Excerpts from a layout annotation set:
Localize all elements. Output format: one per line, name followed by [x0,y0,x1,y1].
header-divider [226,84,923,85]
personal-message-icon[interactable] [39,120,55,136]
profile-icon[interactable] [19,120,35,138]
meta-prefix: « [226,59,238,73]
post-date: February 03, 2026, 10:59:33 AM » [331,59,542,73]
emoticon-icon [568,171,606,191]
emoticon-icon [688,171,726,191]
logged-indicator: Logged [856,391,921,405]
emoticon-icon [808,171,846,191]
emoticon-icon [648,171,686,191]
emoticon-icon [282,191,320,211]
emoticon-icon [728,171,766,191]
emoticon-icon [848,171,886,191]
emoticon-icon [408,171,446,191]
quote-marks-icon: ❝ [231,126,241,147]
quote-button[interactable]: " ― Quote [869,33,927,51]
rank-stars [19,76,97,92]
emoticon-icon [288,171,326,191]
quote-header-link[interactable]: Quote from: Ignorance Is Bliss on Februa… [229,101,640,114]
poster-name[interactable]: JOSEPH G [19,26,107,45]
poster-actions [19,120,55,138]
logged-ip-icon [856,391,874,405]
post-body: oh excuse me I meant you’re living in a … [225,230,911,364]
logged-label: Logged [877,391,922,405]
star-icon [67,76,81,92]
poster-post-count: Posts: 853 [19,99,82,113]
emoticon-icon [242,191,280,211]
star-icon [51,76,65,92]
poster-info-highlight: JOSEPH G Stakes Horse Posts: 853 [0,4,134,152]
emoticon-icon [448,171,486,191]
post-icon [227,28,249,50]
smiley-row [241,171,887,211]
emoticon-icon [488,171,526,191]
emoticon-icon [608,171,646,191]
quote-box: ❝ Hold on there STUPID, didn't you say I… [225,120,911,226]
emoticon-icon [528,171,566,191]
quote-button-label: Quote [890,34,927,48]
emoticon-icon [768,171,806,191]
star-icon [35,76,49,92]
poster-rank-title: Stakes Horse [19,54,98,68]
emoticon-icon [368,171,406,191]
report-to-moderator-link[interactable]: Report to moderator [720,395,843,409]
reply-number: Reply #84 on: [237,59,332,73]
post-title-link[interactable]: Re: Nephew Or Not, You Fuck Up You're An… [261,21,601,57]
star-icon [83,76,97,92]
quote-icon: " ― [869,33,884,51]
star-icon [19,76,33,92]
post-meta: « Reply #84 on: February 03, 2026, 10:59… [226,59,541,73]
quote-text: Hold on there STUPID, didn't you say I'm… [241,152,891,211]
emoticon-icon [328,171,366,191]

### TASK DESCRIPTION
Reproduce the items from the start through the line holding "emoticon-icon [688,171,726,191]", inclusive, swapping "header-divider" for "header-rule" and leaving everything else unchanged.

### RESULT OF THIS TASK
Localize all elements. Output format: one per line, name followed by [x0,y0,x1,y1].
header-rule [226,84,923,85]
personal-message-icon[interactable] [39,120,55,136]
profile-icon[interactable] [19,120,35,138]
meta-prefix: « [226,59,238,73]
post-date: February 03, 2026, 10:59:33 AM » [331,59,542,73]
emoticon-icon [568,171,606,191]
emoticon-icon [688,171,726,191]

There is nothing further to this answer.